Task details → Retype the material word for word.

--- start of Data supplied ---

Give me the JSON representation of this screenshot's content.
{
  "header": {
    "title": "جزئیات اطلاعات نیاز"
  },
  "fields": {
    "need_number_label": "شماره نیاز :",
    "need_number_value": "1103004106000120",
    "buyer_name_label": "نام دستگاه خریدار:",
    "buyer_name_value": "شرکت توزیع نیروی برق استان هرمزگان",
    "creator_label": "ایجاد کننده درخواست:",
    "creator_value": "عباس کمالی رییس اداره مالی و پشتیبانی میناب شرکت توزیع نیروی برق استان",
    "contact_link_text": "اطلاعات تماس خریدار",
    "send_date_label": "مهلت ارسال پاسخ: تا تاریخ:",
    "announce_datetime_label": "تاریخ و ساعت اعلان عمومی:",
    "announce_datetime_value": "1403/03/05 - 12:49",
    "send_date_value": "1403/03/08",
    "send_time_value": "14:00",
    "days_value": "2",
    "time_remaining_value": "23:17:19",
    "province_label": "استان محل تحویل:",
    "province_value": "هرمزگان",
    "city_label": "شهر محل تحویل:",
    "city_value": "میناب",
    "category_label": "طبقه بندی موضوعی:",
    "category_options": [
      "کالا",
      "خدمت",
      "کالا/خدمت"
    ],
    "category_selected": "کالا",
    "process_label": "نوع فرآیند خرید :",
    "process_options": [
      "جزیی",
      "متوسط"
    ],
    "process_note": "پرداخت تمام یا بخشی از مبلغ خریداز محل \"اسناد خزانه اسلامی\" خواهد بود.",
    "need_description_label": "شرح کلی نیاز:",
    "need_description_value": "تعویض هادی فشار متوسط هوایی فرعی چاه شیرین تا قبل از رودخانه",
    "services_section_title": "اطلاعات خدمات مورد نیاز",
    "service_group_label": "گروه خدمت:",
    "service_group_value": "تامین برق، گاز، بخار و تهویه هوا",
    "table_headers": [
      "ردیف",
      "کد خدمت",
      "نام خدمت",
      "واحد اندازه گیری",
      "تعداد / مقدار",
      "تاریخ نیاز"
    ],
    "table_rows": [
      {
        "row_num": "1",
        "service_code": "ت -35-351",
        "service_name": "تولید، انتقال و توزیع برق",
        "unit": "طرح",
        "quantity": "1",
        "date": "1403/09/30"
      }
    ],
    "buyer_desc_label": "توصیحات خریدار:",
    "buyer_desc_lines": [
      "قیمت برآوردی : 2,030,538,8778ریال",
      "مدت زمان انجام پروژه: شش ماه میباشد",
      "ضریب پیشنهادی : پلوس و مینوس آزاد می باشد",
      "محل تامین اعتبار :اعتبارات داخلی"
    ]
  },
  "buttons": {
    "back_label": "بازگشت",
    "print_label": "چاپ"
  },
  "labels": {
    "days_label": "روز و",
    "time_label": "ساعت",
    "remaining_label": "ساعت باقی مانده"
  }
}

--- end of Data supplied ---

Exercise output →
Give me the JSON representation of this screenshot's content.
{
  "header": {
    "title": "جزئیات اطلاعات نیاز"
  },
  "fields": {
    "need_number_label": "شماره نیاز :",
    "need_number_value": "1103004106000120",
    "buyer_name_label": "نام دستگاه خریدار:",
    "buyer_name_value": "شرکت توزیع نیروی برق استان هرمزگان",
    "creator_label": "ایجاد کننده درخواست:",
    "creator_value": "عباس کمالی رییس اداره مالی و پشتیبانی میناب شرکت توزیع نیروی برق استان",
    "contact_link_text": "اطلاعات تماس خریدار",
    "send_date_label": "مهلت ارسال پاسخ: تا تاریخ:",
    "announce_datetime_label": "تاریخ و ساعت اعلان عمومی:",
    "announce_datetime_value": "1403/03/05 - 12:49",
    "send_date_value": "1403/03/08",
    "send_time_value": "14:00",
    "days_value": "2",
    "time_remaining_value": "23:17:19",
    "province_label": "استان محل تحویل:",
    "province_value": "هرمزگان",
    "city_label": "شهر محل تحویل:",
    "city_value": "میناب",
    "category_label": "طبقه بندی موضوعی:",
    "category_options": [
      "کالا",
      "خدمت",
      "کالا/خدمت"
    ],
    "category_selected": "کالا",
    "process_label": "نوع فرآیند خرید :",
    "process_options": [
      "جزیی",
      "متوسط"
    ],
    "process_note": "پرداخت تمام یا بخشی از مبلغ خریداز محل \"اسناد خزانه اسلامی\" خواهد بود.",
    "need_description_label": "شرح کلی نیاز:",
    "need_description_value": "تعویض هادی فشار متوسط هوایی فرعی چاه شیرین تا قبل از رودخانه",
    "services_section_title": "اطلاعات خدمات مورد نیاز",
    "service_group_label": "گروه خدمت:",
    "service_group_value": "تامین برق، گاز، بخار و تهویه هوا",
    "table_headers": [
      "ردیف",
      "کد خدمت",
      "نام خدمت",
      "واحد اندازه گیری",
      "تعداد / مقدار",
      "تاریخ نیاز"
    ],
    "table_rows": [
      {
        "row_num": "1",
        "service_code": "ت -35-351",
        "service_name": "تولید، انتقال و توزیع برق",
        "unit": "طرح",
        "quantity": "1",
        "date": "1403/09/30"
      }
    ],
    "buyer_desc_label": "توصیحات خریدار:",
    "buyer_desc_lines": [
      "قیمت برآوردی : 2,030,538,8778ریال",
      "مدت زمان انجام پروژه: شش ماه میباشد",
      "ضریب پیشنهادی : پلوس و مینوس آزاد می باشد",
      "محل تامین اعتبار :اعتبارات داخلی"
    ]
  },
  "buttons": {
    "back_label": "بازگشت",
    "print_label": "چاپ"
  },
  "labels": {
    "days_label": "روز و",
    "time_label": "ساعت",
    "remaining_label": "ساعت باقی مانده"
  }
}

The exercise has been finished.